Aim of the exercise:
Output all lines exactly.

Data for the task:

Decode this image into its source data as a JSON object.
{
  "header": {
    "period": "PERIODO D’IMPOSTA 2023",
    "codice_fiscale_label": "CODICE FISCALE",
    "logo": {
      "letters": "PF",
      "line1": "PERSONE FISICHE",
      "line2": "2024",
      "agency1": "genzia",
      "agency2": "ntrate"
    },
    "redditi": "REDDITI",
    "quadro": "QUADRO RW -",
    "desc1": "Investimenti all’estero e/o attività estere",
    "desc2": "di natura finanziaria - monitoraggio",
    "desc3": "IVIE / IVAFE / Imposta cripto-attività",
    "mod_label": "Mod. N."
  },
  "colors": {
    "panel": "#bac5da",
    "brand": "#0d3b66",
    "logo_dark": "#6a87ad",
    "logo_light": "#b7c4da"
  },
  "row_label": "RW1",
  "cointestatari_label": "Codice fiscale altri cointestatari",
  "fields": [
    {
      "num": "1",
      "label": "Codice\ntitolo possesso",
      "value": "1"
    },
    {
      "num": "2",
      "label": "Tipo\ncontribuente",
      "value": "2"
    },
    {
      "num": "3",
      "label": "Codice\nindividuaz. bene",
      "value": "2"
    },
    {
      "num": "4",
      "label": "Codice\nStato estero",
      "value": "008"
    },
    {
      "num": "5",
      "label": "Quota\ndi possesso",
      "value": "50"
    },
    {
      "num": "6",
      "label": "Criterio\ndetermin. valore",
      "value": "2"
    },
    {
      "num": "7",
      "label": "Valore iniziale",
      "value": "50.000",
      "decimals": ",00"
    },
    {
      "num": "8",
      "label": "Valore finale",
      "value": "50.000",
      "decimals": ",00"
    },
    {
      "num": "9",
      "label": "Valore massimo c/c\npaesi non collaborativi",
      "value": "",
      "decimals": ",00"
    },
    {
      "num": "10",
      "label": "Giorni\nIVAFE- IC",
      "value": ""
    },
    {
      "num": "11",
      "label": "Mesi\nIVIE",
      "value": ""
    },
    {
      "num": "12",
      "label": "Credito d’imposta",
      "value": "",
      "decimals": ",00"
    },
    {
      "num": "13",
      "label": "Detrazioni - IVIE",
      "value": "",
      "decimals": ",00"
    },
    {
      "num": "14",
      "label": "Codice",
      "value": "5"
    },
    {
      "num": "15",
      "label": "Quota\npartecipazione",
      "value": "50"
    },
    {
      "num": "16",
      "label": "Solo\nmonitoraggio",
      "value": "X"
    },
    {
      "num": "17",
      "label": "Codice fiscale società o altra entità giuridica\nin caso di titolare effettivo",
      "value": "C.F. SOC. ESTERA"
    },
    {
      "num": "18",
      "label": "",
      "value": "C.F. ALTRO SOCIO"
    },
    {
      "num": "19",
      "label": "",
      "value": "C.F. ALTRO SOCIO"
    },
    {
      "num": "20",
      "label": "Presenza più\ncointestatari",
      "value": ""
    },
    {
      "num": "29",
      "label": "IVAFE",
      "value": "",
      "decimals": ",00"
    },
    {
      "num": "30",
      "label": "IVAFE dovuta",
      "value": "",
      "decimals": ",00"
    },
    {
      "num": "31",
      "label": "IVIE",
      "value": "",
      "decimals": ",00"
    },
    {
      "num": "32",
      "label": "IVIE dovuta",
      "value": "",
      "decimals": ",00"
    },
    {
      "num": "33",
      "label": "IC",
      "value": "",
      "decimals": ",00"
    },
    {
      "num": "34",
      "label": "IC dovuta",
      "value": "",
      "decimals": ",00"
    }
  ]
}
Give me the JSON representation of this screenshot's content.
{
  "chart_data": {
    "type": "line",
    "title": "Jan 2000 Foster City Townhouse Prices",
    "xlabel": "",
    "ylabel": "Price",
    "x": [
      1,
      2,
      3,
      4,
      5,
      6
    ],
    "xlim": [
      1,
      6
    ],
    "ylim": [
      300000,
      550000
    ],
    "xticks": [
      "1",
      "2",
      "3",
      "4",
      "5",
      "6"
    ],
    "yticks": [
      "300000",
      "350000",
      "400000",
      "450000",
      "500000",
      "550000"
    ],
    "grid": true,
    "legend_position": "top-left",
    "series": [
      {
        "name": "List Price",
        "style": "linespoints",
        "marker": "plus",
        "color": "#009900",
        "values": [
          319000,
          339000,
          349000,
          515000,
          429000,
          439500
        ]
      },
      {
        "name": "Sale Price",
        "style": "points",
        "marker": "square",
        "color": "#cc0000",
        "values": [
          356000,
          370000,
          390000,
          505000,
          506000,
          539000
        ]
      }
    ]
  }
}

Completed task:
Decode this image into its source data as a JSON object.
{
  "header": {
    "period": "PERIODO D’IMPOSTA 2023",
    "codice_fiscale_label": "CODICE FISCALE",
    "logo": {
      "letters": "PF",
      "line1": "PERSONE FISICHE",
      "line2": "2024",
      "agency1": "genzia",
      "agency2": "ntrate"
    },
    "redditi": "REDDITI",
    "quadro": "QUADRO RW -",
    "desc1": "Investimenti all’estero e/o attività estere",
    "desc2": "di natura finanziaria - monitoraggio",
    "desc3": "IVIE / IVAFE / Imposta cripto-attività",
    "mod_label": "Mod. N."
  },
  "colors": {
    "panel": "#bac5da",
    "brand": "#0d3b66",
    "logo_dark": "#6a87ad",
    "logo_light": "#b7c4da"
  },
  "row_label": "RW1",
  "cointestatari_label": "Codice fiscale altri cointestatari",
  "fields": [
    {
      "num": "1",
      "label": "Codice\ntitolo possesso",
      "value": "1"
    },
    {
      "num": "2",
      "label": "Tipo\ncontribuente",
      "value": "2"
    },
    {
      "num": "3",
      "label": "Codice\nindividuaz. bene",
      "value": "2"
    },
    {
      "num": "4",
      "label": "Codice\nStato estero",
      "value": "008"
    },
    {
      "num": "5",
      "label": "Quota\ndi possesso",
      "value": "50"
    },
    {
      "num": "6",
      "label": "Criterio\ndetermin. valore",
      "value": "2"
    },
    {
      "num": "7",
      "label": "Valore iniziale",
      "value": "50.000",
      "decimals": ",00"
    },
    {
      "num": "8",
      "label": "Valore finale",
      "value": "50.000",
      "decimals": ",00"
    },
    {
      "num": "9",
      "label": "Valore massimo c/c\npaesi non collaborativi",
      "value": "",
      "decimals": ",00"
    },
    {
      "num": "10",
      "label": "Giorni\nIVAFE- IC",
      "value": ""
    },
    {
      "num": "11",
      "label": "Mesi\nIVIE",
      "value": ""
    },
    {
      "num": "12",
      "label": "Credito d’imposta",
      "value": "",
      "decimals": ",00"
    },
    {
      "num": "13",
      "label": "Detrazioni - IVIE",
      "value": "",
      "decimals": ",00"
    },
    {
      "num": "14",
      "label": "Codice",
      "value": "5"
    },
    {
      "num": "15",
      "label": "Quota\npartecipazione",
      "value": "50"
    },
    {
      "num": "16",
      "label": "Solo\nmonitoraggio",
      "value": "X"
    },
    {
      "num": "17",
      "label": "Codice fiscale società o altra entità giuridica\nin caso di titolare effettivo",
      "value": "C.F. SOC. ESTERA"
    },
    {
      "num": "18",
      "label": "",
      "value": "C.F. ALTRO SOCIO"
    },
    {
      "num": "19",
      "label": "",
      "value": "C.F. ALTRO SOCIO"
    },
    {
      "num": "20",
      "label": "Presenza più\ncointestatari",
      "value": ""
    },
    {
      "num": "29",
      "label": "IVAFE",
      "value": "",
      "decimals": ",00"
    },
    {
      "num": "30",
      "label": "IVAFE dovuta",
      "value": "",
      "decimals": ",00"
    },
    {
      "num": "31",
      "label": "IVIE",
      "value": "",
      "decimals": ",00"
    },
    {
      "num": "32",
      "label": "IVIE dovuta",
      "value": "",
      "decimals": ",00"
    },
    {
      "num": "33",
      "label": "IC",
      "value": "",
      "decimals": ",00"
    },
    {
      "num": "34",
      "label": "IC dovuta",
      "value": "",
      "decimals": ",00"
    }
  ]
}
Give me the JSON representation of this screenshot's content.
{
  "chart_data": {
    "type": "line",
    "title": "Jan 2000 Foster City Townhouse Prices",
    "xlabel": "",
    "ylabel": "Price",
    "x": [
      1,
      2,
      3,
      4,
      5,
      6
    ],
    "xlim": [
      1,
      6
    ],
    "ylim": [
      300000,
      550000
    ],
    "xticks": [
      "1",
      "2",
      "3",
      "4",
      "5",
      "6"
    ],
    "yticks": [
      "300000",
      "350000",
      "400000",
      "450000",
      "500000",
      "550000"
    ],
    "grid": true,
    "legend_position": "top-left",
    "series": [
      {
        "name": "List Price",
        "style": "linespoints",
        "marker": "plus",
        "color": "#009900",
        "values": [
          319000,
          339000,
          349000,
          515000,
          429000,
          439500
        ]
      },
      {
        "name": "Sale Price",
        "style": "points",
        "marker": "square",
        "color": "#cc0000",
        "values": [
          356000,
          370000,
          390000,
          505000,
          506000,
          539000
        ]
      }
    ]
  }
}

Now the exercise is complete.